▶ **What to produce**: In the records below, give the lines from the one containing "description-text: True to" up to and including the one containing "product-price: $145 [557, 60, 580, 71]" as a JSON list of strings, one string per line, leaving out blank lines.

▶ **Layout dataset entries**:
——————————
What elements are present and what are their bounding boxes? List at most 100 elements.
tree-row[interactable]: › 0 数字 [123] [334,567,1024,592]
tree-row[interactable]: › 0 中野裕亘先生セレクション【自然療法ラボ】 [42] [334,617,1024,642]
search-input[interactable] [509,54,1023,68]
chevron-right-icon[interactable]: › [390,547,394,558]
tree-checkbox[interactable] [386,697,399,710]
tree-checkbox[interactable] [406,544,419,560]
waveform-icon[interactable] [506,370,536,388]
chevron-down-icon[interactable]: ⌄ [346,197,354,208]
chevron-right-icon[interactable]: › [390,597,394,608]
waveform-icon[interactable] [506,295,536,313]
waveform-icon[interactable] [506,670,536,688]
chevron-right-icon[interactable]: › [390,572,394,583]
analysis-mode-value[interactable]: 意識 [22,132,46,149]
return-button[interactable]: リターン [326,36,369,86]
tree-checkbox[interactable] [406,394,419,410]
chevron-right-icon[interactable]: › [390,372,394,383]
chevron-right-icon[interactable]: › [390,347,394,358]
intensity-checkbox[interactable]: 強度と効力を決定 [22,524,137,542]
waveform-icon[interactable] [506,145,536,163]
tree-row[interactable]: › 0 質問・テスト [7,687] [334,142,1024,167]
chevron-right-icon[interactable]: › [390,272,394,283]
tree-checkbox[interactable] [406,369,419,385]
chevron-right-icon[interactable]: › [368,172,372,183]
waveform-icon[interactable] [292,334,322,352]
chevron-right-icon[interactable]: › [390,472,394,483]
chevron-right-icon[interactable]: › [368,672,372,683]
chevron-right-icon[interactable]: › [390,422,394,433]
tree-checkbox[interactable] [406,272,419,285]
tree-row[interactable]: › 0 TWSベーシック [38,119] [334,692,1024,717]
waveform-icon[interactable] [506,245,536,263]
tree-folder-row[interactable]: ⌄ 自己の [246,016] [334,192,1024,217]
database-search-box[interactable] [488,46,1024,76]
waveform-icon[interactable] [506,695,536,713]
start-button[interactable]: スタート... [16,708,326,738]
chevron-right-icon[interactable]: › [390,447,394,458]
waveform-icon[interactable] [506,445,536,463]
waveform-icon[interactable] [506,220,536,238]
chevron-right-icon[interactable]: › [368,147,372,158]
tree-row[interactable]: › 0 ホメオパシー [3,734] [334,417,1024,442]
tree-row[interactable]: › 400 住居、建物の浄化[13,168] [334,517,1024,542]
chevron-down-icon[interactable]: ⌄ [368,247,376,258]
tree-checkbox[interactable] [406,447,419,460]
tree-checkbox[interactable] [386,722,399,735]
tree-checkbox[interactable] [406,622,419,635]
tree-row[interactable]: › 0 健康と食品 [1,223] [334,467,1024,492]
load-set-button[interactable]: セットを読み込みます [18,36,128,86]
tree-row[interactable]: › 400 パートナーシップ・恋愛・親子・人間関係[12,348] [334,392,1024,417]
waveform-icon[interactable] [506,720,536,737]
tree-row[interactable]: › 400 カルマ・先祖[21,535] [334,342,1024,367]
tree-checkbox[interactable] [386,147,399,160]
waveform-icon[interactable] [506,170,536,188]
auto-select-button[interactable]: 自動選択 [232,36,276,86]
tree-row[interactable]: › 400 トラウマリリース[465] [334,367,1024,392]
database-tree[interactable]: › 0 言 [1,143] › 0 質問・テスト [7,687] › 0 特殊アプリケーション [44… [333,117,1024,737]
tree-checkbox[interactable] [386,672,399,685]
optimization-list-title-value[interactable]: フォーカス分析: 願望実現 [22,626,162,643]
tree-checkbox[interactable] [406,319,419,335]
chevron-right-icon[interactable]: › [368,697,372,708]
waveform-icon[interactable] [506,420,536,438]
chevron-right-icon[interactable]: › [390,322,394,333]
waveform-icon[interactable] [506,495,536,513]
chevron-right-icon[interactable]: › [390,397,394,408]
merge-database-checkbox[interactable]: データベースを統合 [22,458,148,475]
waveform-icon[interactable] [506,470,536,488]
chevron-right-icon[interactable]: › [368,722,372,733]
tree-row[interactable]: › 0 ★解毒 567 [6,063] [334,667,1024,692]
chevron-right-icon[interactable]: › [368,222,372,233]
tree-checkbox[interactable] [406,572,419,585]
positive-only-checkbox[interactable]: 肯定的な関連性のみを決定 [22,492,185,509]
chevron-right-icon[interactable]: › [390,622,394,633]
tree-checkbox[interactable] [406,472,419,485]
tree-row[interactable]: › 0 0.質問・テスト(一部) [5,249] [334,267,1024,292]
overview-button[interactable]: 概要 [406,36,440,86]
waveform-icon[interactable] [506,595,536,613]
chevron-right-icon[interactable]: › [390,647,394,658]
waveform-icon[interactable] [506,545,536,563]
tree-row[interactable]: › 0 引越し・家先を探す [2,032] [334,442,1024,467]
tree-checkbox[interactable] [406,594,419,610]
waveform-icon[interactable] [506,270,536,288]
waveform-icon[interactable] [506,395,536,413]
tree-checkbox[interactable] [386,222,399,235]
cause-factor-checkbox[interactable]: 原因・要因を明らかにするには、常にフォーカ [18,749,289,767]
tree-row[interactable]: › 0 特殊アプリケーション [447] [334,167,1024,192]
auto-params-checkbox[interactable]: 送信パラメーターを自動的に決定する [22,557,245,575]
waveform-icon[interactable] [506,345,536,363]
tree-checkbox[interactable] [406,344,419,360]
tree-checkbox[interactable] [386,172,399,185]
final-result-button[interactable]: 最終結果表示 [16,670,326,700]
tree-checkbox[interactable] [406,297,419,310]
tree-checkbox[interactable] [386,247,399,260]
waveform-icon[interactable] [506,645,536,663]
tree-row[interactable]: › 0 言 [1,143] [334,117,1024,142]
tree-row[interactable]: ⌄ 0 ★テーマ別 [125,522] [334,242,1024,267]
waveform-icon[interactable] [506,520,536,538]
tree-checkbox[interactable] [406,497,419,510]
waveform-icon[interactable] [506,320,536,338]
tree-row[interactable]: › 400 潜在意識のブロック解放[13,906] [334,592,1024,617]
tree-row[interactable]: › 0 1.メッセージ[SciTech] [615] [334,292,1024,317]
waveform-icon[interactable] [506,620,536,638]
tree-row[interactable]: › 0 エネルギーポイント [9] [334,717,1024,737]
——————————
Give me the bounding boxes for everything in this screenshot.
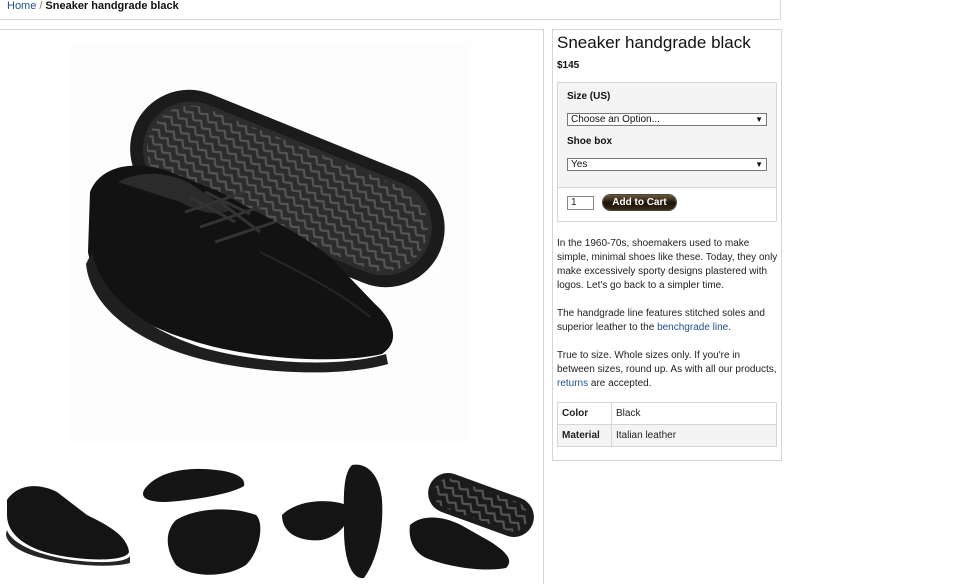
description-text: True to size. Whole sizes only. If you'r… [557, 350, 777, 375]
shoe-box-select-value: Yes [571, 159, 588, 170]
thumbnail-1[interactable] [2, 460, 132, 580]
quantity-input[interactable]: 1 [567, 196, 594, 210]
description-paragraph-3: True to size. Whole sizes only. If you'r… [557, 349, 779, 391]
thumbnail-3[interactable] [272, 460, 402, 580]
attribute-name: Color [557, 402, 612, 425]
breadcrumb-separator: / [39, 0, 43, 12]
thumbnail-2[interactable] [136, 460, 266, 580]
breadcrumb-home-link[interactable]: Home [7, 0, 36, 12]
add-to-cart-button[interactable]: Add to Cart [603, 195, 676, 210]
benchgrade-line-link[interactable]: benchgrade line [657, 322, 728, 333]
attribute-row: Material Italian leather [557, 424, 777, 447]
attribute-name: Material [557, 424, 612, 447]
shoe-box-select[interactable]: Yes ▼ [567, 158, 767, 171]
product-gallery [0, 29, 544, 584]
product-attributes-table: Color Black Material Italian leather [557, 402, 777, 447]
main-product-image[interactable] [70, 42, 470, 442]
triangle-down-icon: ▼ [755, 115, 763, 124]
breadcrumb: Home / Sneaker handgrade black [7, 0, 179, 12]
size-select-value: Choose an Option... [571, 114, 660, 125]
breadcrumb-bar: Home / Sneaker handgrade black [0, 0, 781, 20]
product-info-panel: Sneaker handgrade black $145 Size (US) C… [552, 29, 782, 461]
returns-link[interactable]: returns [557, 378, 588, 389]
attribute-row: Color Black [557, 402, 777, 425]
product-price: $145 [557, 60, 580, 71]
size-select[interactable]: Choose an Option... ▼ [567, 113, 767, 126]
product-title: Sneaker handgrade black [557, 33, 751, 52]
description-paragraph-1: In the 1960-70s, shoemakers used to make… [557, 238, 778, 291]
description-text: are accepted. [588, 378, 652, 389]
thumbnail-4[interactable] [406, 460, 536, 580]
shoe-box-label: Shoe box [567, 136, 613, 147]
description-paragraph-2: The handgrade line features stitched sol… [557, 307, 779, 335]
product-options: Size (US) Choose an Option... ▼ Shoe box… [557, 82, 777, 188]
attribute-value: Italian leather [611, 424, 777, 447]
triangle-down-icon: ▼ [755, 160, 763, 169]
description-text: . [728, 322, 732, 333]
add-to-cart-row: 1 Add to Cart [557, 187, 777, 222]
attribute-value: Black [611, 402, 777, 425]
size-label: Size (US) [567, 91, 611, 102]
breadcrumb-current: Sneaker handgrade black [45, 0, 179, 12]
——————————
▶ **Solution to this exercise**:
[
  "description-text: True to size. Whole sizes only. If you'r… [557, 350, 777, 375]",
  "shoe-box-select-value: Yes [571, 159, 588, 170]",
  "thumbnail-1[interactable] [2, 460, 132, 580]",
  "quantity-input[interactable]: 1 [567, 196, 594, 210]",
  "description-paragraph-3: True to size. Whole sizes only. If you'r… [557, 349, 779, 391]",
  "thumbnail-3[interactable] [272, 460, 402, 580]",
  "attribute-name: Color [557, 402, 612, 425]",
  "breadcrumb-separator: / [39, 0, 43, 12]",
  "thumbnail-2[interactable] [136, 460, 266, 580]",
  "breadcrumb-home-link[interactable]: Home [7, 0, 36, 12]",
  "add-to-cart-button[interactable]: Add to Cart [603, 195, 676, 210]",
  "benchgrade-line-link[interactable]: benchgrade line [657, 322, 728, 333]",
  "attribute-row: Material Italian leather [557, 424, 777, 447]",
  "attribute-name: Material [557, 424, 612, 447]",
  "shoe-box-select[interactable]: Yes ▼ [567, 158, 767, 171]",
  "product-gallery [0, 29, 544, 584]",
  "product-attributes-table: Color Black Material Italian leather [557, 402, 777, 447]",
  "main-product-image[interactable] [70, 42, 470, 442]",
  "triangle-down-icon: ▼ [755, 115, 763, 124]",
  "breadcrumb: Home / Sneaker handgrade black [7, 0, 179, 12]",
  "size-select-value: Choose an Option... [571, 114, 660, 125]",
  "breadcrumb-bar: Home / Sneaker handgrade black [0, 0, 781, 20]",
  "product-info-panel: Sneaker handgrade black $145 Size (US) C… [552, 29, 782, 461]",
  "returns-link[interactable]: returns [557, 378, 588, 389]",
  "attribute-row: Color Black [557, 402, 777, 425]",
  "product-price: $145 [557, 60, 580, 71]"
]